* **Exercise instructions**: From the entries below, copy every line where the string "that" appears.

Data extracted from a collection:
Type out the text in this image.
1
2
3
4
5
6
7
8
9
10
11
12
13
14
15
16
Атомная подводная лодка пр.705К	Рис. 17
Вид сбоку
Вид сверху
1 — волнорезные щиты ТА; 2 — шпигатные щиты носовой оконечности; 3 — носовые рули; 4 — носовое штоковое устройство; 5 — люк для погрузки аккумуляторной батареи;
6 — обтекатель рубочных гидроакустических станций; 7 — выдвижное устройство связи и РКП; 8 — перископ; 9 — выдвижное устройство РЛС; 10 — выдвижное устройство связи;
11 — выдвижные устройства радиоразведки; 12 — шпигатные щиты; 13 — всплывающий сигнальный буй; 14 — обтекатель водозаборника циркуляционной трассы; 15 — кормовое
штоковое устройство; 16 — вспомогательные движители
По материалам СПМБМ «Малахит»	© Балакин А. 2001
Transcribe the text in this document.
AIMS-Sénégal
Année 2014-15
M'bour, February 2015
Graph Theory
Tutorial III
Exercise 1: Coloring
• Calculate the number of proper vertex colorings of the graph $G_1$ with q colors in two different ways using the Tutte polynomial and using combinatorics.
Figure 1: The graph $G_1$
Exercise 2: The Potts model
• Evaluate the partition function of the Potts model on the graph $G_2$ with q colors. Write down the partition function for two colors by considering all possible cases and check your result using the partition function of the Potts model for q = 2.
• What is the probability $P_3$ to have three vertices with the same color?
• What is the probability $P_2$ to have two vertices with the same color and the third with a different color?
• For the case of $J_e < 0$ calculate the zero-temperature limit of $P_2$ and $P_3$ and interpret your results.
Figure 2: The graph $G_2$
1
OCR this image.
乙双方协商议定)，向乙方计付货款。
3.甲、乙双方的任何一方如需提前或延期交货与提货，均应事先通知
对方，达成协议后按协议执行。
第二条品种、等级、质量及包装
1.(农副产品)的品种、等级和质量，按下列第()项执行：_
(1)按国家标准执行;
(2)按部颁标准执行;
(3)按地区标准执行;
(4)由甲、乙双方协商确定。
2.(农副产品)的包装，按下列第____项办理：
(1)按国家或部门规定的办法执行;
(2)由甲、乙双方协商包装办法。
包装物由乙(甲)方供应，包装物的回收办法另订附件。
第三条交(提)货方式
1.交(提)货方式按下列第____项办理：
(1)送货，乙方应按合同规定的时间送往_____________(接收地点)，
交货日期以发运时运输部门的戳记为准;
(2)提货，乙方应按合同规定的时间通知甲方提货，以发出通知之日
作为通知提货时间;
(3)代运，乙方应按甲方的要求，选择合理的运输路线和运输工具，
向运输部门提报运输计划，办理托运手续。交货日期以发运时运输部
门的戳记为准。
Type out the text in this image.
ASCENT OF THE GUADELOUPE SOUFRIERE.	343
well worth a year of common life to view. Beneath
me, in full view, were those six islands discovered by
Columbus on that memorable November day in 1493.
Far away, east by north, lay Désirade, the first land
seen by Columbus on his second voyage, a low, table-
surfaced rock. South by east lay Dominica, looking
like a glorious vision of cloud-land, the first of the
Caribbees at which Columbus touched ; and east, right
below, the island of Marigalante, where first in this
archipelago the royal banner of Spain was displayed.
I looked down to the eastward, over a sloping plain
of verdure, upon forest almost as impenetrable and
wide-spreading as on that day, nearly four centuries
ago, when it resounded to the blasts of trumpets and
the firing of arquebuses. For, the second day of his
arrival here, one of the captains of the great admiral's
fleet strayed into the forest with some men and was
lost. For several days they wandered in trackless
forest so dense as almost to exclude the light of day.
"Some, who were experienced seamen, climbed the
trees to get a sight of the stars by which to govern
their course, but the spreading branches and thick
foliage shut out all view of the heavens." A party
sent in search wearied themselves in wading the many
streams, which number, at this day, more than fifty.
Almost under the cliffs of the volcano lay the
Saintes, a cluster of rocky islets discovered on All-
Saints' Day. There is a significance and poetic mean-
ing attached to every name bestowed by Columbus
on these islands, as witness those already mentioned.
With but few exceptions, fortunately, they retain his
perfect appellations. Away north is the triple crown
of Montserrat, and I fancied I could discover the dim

* **The completed task**:
Columbus on that memorable November day in 1493.
wide-spreading as on that day, nearly four centuries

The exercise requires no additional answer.